* PROVIDED RECORDS *
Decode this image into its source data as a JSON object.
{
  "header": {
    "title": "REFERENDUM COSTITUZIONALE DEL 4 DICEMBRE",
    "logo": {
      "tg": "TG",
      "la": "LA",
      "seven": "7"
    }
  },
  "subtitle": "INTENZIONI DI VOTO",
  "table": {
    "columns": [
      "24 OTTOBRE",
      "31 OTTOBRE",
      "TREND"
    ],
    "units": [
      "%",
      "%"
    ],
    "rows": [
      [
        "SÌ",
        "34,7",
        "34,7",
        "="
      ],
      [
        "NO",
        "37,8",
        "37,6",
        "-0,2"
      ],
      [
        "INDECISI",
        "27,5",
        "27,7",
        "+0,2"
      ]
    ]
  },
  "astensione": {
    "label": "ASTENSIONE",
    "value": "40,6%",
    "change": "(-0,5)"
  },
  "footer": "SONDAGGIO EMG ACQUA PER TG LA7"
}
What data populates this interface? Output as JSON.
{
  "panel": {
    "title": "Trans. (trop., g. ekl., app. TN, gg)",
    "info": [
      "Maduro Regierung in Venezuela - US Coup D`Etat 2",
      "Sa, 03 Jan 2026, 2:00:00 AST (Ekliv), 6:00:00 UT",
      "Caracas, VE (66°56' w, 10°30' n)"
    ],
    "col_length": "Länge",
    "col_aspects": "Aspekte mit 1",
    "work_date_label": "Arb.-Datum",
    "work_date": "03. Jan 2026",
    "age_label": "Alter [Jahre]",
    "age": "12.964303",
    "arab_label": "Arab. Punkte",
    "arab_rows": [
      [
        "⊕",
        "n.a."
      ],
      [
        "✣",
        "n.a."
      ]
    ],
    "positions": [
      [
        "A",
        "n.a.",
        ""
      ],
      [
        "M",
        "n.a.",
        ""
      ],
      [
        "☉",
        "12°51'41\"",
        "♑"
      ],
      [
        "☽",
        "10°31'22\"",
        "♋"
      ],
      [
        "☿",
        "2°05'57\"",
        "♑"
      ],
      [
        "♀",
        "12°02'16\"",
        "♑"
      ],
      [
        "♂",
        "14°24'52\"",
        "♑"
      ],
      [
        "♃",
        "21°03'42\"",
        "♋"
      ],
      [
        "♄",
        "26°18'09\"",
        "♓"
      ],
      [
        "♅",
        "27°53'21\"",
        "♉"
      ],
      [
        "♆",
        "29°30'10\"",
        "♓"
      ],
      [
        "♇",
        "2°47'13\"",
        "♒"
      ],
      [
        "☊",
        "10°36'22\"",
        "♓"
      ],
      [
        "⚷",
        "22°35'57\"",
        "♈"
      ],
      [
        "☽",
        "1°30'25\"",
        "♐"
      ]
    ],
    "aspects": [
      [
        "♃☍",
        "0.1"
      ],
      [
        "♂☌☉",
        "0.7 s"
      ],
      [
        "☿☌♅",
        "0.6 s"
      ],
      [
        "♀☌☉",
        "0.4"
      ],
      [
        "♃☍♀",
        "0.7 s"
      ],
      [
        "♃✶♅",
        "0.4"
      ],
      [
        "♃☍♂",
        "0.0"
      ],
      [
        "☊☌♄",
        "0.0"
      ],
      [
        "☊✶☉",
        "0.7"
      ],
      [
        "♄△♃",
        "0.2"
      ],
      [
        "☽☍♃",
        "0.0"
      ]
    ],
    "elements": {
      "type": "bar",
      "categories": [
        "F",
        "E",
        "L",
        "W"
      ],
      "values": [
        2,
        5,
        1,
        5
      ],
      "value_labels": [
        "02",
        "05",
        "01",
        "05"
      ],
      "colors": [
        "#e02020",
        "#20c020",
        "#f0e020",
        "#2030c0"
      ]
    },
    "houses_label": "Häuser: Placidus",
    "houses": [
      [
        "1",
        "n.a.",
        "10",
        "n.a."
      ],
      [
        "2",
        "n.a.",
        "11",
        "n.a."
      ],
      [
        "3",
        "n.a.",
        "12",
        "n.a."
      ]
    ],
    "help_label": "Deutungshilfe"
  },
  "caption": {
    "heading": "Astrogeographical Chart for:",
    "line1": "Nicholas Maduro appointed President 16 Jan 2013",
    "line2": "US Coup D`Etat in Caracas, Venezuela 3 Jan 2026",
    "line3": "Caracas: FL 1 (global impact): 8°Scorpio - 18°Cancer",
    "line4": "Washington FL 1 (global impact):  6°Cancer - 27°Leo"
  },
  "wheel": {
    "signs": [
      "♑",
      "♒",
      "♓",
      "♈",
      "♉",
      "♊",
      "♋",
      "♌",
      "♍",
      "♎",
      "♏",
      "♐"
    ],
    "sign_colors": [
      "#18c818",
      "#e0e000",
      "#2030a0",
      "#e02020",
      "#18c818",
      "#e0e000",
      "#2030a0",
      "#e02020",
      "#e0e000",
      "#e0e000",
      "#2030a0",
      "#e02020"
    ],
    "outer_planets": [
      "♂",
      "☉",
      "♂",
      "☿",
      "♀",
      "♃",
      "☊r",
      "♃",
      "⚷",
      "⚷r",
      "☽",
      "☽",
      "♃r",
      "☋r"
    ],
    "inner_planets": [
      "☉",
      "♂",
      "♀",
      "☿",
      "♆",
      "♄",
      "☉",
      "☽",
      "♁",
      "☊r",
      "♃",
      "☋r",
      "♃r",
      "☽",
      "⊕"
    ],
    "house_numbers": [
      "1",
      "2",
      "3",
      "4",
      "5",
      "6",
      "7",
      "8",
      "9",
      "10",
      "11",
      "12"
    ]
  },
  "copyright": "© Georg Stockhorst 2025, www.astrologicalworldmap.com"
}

* TASK DIRECTIONS *
All lines holding the word "Venezuela" should be picked out and copied.

* COMPLETED TASK *
      "Maduro Regierung in Venezuela - US Coup D`Etat 2",
    "line2": "US Coup D`Etat in Caracas, Venezuela 3 Jan 2026",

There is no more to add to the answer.